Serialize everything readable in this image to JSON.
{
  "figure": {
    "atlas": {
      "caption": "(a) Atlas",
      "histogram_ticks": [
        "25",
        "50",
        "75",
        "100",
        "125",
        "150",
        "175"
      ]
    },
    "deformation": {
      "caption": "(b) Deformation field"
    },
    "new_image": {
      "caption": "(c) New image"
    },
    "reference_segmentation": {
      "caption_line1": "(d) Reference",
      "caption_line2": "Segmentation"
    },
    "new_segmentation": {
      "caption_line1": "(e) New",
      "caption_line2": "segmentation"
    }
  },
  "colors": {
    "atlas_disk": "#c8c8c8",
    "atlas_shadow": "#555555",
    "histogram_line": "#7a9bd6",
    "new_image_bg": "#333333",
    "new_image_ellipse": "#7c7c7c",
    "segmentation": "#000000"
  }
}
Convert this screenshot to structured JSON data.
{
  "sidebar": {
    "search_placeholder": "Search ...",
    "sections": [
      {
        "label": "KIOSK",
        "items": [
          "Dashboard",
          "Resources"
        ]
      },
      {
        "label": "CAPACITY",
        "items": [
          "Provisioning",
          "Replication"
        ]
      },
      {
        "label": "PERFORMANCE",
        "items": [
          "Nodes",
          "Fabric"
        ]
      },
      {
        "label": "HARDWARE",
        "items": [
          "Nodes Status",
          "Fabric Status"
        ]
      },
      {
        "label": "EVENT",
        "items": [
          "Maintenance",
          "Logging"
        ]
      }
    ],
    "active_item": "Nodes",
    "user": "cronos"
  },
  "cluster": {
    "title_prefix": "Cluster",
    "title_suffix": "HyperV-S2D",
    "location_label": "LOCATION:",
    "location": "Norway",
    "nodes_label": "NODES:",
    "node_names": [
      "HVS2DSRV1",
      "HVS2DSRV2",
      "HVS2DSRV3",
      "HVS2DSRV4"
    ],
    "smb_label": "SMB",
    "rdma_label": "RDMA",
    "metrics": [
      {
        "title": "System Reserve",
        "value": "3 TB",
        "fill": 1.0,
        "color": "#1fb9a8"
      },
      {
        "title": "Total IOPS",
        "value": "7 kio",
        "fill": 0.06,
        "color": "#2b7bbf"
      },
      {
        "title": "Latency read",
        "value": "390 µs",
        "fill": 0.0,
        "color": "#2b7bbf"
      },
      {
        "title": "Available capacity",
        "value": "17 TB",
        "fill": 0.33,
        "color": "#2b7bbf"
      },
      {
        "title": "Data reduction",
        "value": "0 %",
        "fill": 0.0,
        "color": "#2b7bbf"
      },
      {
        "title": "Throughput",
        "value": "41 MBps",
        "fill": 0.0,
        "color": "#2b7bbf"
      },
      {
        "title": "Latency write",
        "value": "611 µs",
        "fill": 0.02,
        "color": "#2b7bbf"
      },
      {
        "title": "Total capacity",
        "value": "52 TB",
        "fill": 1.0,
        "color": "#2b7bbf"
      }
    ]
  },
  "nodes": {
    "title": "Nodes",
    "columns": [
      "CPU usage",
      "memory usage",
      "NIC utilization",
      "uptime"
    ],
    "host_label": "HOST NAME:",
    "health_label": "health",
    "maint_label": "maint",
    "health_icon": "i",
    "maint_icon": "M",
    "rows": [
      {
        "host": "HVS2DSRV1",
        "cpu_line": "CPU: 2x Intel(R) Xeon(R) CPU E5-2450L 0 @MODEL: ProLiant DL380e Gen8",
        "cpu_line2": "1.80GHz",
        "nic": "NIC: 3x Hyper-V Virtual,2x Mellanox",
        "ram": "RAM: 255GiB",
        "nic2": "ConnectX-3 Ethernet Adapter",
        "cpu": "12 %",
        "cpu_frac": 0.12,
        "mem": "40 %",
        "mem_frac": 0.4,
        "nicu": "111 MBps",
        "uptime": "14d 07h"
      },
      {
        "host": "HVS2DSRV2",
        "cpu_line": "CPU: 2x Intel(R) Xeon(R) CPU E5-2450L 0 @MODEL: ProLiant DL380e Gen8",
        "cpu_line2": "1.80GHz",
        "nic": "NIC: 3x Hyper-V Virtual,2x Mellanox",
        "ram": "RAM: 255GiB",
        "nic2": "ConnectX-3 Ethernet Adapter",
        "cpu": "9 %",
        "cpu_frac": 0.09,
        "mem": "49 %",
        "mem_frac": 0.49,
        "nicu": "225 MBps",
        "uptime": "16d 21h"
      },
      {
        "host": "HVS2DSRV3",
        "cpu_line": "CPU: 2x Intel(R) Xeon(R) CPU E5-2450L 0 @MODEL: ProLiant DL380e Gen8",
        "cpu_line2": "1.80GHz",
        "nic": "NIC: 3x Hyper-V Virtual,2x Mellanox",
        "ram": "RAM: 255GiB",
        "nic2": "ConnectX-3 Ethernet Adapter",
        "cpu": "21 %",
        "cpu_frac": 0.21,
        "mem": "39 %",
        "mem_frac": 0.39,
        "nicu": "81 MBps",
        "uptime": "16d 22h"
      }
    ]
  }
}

______

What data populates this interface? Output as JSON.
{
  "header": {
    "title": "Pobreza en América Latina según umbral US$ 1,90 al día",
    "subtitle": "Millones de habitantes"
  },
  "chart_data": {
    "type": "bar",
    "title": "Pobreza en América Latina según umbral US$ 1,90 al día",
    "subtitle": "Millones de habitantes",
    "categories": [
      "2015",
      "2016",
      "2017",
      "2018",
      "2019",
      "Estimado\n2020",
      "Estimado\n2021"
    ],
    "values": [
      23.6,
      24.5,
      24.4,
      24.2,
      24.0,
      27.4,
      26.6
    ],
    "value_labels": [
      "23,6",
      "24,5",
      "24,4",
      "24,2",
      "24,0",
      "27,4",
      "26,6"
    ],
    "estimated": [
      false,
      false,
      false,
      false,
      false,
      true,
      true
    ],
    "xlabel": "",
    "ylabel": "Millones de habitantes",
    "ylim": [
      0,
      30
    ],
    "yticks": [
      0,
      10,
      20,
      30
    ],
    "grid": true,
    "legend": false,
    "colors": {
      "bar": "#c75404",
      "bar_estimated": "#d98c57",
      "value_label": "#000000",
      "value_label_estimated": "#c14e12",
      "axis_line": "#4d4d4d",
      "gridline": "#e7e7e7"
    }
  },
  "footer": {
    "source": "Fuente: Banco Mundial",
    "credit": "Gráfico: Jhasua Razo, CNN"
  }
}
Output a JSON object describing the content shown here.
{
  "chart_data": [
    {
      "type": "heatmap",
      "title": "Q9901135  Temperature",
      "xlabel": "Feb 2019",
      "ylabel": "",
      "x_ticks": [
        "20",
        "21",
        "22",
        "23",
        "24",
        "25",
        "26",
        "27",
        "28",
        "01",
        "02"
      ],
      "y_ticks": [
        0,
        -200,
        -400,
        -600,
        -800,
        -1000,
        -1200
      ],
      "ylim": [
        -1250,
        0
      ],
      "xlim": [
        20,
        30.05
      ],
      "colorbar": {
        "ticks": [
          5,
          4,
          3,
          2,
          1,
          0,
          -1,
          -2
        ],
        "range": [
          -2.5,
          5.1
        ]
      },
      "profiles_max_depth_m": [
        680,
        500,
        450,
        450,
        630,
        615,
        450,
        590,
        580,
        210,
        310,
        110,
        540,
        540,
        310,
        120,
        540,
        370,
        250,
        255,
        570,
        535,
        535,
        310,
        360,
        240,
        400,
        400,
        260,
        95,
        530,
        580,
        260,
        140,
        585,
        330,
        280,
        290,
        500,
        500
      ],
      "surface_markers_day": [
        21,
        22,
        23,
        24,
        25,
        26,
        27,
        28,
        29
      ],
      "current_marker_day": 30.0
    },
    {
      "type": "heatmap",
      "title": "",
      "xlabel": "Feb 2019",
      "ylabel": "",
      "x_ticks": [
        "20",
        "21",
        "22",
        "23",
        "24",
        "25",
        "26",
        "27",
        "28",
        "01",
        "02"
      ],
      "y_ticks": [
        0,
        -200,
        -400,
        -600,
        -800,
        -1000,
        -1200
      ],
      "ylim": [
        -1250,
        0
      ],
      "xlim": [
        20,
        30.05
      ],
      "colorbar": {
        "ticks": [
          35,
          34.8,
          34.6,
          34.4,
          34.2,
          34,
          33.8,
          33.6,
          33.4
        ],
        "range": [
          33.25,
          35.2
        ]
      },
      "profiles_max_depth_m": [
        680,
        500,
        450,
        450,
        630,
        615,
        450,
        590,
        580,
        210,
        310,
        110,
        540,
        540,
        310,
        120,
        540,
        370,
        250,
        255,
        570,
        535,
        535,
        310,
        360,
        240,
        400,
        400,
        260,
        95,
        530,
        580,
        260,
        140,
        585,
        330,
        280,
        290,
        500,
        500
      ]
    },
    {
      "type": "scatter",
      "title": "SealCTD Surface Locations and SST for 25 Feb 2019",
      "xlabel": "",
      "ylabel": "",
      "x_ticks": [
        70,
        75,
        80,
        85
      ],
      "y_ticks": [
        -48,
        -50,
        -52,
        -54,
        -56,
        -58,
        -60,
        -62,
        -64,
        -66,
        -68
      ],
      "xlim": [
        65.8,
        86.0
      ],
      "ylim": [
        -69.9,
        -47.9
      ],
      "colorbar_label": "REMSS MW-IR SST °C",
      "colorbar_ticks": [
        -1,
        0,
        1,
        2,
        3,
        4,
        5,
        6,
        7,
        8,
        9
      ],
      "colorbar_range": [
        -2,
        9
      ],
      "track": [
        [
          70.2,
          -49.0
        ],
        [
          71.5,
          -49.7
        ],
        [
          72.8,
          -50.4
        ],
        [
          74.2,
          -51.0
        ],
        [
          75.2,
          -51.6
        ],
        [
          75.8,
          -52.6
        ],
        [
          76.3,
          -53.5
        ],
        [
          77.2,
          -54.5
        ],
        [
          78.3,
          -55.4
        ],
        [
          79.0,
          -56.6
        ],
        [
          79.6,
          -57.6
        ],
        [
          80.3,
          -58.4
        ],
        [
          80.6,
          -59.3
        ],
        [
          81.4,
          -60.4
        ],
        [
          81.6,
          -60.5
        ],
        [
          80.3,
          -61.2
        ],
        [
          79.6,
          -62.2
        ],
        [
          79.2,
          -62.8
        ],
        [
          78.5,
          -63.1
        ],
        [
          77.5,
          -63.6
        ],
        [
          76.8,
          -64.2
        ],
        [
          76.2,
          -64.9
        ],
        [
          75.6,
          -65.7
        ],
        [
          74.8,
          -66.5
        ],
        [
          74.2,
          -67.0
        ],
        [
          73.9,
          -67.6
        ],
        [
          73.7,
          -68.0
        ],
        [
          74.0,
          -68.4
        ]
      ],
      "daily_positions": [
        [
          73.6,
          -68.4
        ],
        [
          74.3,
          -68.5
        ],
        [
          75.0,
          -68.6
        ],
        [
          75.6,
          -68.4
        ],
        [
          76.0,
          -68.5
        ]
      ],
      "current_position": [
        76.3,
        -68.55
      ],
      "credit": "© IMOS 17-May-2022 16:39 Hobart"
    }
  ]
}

______

- [The problem]: Count the lines in the entries that hold the word "Latency", and give nothing but the total.

- [Answer]: 2